→ What you are asked to do: Beginning at the line with "Output the text content of this document.", output each line to the end of the listing below exactly, please.

--- Begin Given records ---

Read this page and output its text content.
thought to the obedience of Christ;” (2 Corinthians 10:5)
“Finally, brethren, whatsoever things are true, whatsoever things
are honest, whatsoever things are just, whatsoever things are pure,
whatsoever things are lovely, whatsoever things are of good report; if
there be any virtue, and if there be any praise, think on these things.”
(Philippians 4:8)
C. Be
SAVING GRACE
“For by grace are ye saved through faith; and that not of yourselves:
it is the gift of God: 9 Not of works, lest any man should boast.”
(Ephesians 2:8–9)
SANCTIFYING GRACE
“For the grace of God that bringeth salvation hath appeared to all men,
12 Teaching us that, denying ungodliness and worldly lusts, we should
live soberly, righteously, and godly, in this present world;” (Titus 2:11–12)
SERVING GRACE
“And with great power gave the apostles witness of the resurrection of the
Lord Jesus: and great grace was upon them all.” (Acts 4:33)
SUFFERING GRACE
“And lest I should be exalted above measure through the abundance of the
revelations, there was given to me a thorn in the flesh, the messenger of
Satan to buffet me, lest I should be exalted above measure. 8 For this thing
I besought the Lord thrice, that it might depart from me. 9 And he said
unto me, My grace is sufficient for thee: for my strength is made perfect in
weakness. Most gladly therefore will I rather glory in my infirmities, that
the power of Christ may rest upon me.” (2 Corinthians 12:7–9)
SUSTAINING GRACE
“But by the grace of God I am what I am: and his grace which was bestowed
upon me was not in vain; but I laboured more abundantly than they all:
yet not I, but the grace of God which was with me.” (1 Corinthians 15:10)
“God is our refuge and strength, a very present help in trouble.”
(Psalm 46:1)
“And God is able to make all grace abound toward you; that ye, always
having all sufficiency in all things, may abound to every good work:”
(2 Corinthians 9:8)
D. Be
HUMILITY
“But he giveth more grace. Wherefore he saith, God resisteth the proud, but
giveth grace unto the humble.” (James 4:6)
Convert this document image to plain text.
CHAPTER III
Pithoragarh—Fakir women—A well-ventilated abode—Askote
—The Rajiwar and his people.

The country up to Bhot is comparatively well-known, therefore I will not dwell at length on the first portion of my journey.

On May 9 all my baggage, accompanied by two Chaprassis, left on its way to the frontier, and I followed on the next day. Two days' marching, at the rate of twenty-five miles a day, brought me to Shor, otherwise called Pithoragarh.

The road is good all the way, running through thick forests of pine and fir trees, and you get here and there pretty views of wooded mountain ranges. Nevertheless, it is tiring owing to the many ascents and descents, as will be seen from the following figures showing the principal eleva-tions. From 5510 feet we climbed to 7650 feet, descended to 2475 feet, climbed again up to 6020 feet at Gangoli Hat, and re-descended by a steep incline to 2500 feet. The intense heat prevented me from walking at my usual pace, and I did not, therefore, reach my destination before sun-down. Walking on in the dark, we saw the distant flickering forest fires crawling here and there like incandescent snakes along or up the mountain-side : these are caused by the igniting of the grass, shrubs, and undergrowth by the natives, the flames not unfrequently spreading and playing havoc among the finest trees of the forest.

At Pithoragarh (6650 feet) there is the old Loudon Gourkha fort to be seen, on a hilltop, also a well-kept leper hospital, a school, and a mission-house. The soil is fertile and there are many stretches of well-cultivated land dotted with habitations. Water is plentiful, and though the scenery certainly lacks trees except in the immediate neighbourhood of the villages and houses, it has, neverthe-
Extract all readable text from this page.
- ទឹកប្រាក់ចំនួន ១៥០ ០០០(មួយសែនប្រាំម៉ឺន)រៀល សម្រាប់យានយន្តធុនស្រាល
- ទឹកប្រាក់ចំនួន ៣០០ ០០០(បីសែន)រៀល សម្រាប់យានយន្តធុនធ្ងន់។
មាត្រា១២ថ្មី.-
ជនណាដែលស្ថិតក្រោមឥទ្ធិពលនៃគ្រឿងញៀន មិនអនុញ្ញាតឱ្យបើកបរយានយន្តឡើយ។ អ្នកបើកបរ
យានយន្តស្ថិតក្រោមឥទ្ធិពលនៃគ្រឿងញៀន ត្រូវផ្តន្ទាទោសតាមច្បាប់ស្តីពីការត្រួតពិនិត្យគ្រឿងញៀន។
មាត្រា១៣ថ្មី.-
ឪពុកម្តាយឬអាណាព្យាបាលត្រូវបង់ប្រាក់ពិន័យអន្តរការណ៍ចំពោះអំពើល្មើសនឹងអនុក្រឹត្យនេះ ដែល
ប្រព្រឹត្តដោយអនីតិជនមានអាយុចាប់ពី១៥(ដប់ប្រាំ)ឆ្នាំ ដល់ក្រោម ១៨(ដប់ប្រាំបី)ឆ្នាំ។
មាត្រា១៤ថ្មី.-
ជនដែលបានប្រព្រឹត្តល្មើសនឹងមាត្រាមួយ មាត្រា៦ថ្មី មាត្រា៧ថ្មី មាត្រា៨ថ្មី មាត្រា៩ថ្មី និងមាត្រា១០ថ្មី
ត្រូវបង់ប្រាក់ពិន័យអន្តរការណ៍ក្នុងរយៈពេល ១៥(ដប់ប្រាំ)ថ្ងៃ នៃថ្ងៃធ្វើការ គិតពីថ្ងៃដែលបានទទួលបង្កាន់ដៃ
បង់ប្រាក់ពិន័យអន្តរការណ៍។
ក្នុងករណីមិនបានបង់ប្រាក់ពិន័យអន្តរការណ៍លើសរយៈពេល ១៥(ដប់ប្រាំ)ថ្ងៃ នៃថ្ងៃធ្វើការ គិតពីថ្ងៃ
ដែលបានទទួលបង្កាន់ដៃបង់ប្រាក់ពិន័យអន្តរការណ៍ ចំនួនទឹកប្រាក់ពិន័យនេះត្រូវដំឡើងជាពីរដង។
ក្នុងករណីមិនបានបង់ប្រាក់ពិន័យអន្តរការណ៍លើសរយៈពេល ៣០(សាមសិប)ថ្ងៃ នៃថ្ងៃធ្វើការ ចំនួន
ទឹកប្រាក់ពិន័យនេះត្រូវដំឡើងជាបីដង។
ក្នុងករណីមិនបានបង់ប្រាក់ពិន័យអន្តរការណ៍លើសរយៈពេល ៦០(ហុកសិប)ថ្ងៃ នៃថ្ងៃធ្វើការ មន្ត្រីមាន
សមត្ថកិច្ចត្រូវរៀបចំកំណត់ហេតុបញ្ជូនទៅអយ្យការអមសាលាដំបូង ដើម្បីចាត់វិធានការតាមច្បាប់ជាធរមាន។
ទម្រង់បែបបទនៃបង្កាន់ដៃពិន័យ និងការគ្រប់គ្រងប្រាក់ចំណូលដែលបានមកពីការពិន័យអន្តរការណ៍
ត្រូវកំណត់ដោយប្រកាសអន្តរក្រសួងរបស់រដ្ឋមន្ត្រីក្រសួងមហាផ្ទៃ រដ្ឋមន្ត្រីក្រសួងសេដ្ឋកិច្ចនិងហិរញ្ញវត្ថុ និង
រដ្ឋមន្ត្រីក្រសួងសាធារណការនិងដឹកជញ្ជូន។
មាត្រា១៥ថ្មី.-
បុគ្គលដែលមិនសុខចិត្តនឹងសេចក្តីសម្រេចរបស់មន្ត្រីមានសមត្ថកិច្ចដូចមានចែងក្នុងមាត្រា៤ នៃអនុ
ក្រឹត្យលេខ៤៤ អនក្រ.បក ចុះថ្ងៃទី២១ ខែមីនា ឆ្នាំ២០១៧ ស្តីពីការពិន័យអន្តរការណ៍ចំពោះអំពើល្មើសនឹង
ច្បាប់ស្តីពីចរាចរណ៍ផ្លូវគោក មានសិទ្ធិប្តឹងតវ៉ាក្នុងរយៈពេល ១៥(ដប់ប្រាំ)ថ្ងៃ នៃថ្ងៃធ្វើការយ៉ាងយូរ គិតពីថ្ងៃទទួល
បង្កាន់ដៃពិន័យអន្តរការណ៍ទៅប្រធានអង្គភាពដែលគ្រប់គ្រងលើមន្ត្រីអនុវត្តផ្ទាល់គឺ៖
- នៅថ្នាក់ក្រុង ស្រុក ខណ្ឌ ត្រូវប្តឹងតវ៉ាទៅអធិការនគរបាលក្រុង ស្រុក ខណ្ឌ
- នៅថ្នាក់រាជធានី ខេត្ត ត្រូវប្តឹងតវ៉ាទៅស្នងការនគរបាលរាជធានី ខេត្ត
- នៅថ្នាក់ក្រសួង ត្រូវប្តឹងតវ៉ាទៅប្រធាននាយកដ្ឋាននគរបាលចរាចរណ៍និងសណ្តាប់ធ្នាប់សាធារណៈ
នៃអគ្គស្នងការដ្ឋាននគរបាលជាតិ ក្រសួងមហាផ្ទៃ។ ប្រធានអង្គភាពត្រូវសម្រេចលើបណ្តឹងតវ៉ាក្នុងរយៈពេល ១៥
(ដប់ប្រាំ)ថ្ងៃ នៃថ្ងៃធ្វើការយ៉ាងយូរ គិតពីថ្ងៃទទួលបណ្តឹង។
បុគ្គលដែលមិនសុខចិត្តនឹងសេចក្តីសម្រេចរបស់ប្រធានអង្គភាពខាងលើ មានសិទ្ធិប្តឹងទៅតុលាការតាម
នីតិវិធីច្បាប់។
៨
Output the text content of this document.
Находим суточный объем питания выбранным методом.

--- End Given records ---

→ The output:
Output the text content of this document.
Находим суточный объем питания выбранным методом.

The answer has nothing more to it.